=== Provided records ===
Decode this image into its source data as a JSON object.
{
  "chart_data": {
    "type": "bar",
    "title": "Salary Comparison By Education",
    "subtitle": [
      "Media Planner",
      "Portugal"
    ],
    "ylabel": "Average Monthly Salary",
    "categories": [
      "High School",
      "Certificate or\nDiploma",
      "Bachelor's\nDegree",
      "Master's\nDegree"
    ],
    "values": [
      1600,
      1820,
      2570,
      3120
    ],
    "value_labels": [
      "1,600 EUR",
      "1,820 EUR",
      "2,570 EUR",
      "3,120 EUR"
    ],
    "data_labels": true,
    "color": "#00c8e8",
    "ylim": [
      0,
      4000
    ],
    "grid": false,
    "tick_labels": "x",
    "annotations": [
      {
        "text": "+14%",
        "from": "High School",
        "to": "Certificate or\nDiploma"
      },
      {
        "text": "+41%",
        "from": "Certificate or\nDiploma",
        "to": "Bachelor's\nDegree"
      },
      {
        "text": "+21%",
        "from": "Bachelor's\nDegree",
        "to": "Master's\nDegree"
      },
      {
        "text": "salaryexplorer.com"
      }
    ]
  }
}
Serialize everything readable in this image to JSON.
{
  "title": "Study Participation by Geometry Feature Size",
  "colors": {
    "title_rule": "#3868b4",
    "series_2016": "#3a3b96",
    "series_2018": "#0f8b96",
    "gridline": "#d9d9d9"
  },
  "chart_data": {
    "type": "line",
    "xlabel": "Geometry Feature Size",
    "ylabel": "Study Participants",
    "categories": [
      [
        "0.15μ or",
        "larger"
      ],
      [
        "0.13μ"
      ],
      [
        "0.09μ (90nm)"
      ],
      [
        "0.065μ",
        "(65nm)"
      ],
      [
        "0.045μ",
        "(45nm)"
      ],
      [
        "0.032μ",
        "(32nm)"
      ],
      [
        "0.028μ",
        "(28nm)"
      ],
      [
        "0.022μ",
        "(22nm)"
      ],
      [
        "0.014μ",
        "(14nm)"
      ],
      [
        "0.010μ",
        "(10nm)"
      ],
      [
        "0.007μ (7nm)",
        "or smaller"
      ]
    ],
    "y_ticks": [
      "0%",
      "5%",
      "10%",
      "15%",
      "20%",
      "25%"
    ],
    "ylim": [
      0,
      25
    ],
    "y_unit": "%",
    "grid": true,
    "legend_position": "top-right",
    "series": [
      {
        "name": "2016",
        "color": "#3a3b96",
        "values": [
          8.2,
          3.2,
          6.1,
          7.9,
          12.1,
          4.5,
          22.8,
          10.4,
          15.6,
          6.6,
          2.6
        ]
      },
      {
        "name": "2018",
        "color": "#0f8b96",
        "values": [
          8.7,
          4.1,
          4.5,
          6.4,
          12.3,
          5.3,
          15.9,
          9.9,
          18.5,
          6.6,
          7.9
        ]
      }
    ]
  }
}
===
### To be done
Exactly as written, please output every entry.

### Complete output
Decode this image into its source data as a JSON object.
{
  "chart_data": {
    "type": "bar",
    "title": "Salary Comparison By Education",
    "subtitle": [
      "Media Planner",
      "Portugal"
    ],
    "ylabel": "Average Monthly Salary",
    "categories": [
      "High School",
      "Certificate or\nDiploma",
      "Bachelor's\nDegree",
      "Master's\nDegree"
    ],
    "values": [
      1600,
      1820,
      2570,
      3120
    ],
    "value_labels": [
      "1,600 EUR",
      "1,820 EUR",
      "2,570 EUR",
      "3,120 EUR"
    ],
    "data_labels": true,
    "color": "#00c8e8",
    "ylim": [
      0,
      4000
    ],
    "grid": false,
    "tick_labels": "x",
    "annotations": [
      {
        "text": "+14%",
        "from": "High School",
        "to": "Certificate or\nDiploma"
      },
      {
        "text": "+41%",
        "from": "Certificate or\nDiploma",
        "to": "Bachelor's\nDegree"
      },
      {
        "text": "+21%",
        "from": "Bachelor's\nDegree",
        "to": "Master's\nDegree"
      },
      {
        "text": "salaryexplorer.com"
      }
    ]
  }
}
Serialize everything readable in this image to JSON.
{
  "title": "Study Participation by Geometry Feature Size",
  "colors": {
    "title_rule": "#3868b4",
    "series_2016": "#3a3b96",
    "series_2018": "#0f8b96",
    "gridline": "#d9d9d9"
  },
  "chart_data": {
    "type": "line",
    "xlabel": "Geometry Feature Size",
    "ylabel": "Study Participants",
    "categories": [
      [
        "0.15μ or",
        "larger"
      ],
      [
        "0.13μ"
      ],
      [
        "0.09μ (90nm)"
      ],
      [
        "0.065μ",
        "(65nm)"
      ],
      [
        "0.045μ",
        "(45nm)"
      ],
      [
        "0.032μ",
        "(32nm)"
      ],
      [
        "0.028μ",
        "(28nm)"
      ],
      [
        "0.022μ",
        "(22nm)"
      ],
      [
        "0.014μ",
        "(14nm)"
      ],
      [
        "0.010μ",
        "(10nm)"
      ],
      [
        "0.007μ (7nm)",
        "or smaller"
      ]
    ],
    "y_ticks": [
      "0%",
      "5%",
      "10%",
      "15%",
      "20%",
      "25%"
    ],
    "ylim": [
      0,
      25
    ],
    "y_unit": "%",
    "grid": true,
    "legend_position": "top-right",
    "series": [
      {
        "name": "2016",
        "color": "#3a3b96",
        "values": [
          8.2,
          3.2,
          6.1,
          7.9,
          12.1,
          4.5,
          22.8,
          10.4,
          15.6,
          6.6,
          2.6
        ]
      },
      {
        "name": "2018",
        "color": "#0f8b96",
        "values": [
          8.7,
          4.1,
          4.5,
          6.4,
          12.3,
          5.3,
          15.9,
          9.9,
          18.5,
          6.6,
          7.9
        ]
      }
    ]
  }
}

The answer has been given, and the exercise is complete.